_RECORDS SUPPLIED:_
★ ★ ★

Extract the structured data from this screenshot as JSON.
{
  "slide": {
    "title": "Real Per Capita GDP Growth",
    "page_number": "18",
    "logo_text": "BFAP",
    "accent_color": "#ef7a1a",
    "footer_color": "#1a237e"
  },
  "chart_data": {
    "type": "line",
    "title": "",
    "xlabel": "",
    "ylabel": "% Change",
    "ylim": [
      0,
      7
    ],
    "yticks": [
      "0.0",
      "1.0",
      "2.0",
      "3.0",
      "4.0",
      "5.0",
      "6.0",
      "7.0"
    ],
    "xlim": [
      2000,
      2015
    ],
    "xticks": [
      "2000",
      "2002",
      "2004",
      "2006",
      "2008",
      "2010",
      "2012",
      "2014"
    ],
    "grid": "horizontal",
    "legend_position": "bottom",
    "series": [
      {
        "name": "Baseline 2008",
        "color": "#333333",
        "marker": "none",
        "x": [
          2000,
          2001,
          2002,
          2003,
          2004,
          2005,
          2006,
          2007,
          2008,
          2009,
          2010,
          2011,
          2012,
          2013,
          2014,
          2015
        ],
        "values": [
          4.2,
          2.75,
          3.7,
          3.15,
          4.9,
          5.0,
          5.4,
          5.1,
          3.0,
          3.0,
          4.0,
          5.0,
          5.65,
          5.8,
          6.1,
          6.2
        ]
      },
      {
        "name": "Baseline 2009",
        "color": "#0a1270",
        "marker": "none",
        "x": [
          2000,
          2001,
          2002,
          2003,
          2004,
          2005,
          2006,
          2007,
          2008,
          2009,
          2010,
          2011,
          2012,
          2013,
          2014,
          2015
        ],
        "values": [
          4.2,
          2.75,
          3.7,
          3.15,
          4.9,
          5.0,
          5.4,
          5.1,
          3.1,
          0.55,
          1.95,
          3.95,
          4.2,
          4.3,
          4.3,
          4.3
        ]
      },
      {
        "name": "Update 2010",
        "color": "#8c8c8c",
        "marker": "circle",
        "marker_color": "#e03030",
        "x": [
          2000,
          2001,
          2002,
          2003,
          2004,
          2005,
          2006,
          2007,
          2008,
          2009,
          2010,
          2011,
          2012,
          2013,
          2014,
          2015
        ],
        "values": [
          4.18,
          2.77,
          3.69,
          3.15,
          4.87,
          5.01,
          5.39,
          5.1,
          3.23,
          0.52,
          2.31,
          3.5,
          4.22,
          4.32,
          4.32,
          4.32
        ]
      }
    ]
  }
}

★ ★ ★

_EXERCISE PROMPT:_ Every record should be given again exactly.

_THE OUTPUT:_
Extract the structured data from this screenshot as JSON.
{
  "slide": {
    "title": "Real Per Capita GDP Growth",
    "page_number": "18",
    "logo_text": "BFAP",
    "accent_color": "#ef7a1a",
    "footer_color": "#1a237e"
  },
  "chart_data": {
    "type": "line",
    "title": "",
    "xlabel": "",
    "ylabel": "% Change",
    "ylim": [
      0,
      7
    ],
    "yticks": [
      "0.0",
      "1.0",
      "2.0",
      "3.0",
      "4.0",
      "5.0",
      "6.0",
      "7.0"
    ],
    "xlim": [
      2000,
      2015
    ],
    "xticks": [
      "2000",
      "2002",
      "2004",
      "2006",
      "2008",
      "2010",
      "2012",
      "2014"
    ],
    "grid": "horizontal",
    "legend_position": "bottom",
    "series": [
      {
        "name": "Baseline 2008",
        "color": "#333333",
        "marker": "none",
        "x": [
          2000,
          2001,
          2002,
          2003,
          2004,
          2005,
          2006,
          2007,
          2008,
          2009,
          2010,
          2011,
          2012,
          2013,
          2014,
          2015
        ],
        "values": [
          4.2,
          2.75,
          3.7,
          3.15,
          4.9,
          5.0,
          5.4,
          5.1,
          3.0,
          3.0,
          4.0,
          5.0,
          5.65,
          5.8,
          6.1,
          6.2
        ]
      },
      {
        "name": "Baseline 2009",
        "color": "#0a1270",
        "marker": "none",
        "x": [
          2000,
          2001,
          2002,
          2003,
          2004,
          2005,
          2006,
          2007,
          2008,
          2009,
          2010,
          2011,
          2012,
          2013,
          2014,
          2015
        ],
        "values": [
          4.2,
          2.75,
          3.7,
          3.15,
          4.9,
          5.0,
          5.4,
          5.1,
          3.1,
          0.55,
          1.95,
          3.95,
          4.2,
          4.3,
          4.3,
          4.3
        ]
      },
      {
        "name": "Update 2010",
        "color": "#8c8c8c",
        "marker": "circle",
        "marker_color": "#e03030",
        "x": [
          2000,
          2001,
          2002,
          2003,
          2004,
          2005,
          2006,
          2007,
          2008,
          2009,
          2010,
          2011,
          2012,
          2013,
          2014,
          2015
        ],
        "values": [
          4.18,
          2.77,
          3.69,
          3.15,
          4.87,
          5.01,
          5.39,
          5.1,
          3.23,
          0.52,
          2.31,
          3.5,
          4.22,
          4.32,
          4.32,
          4.32
        ]
      }
    ]
  }
}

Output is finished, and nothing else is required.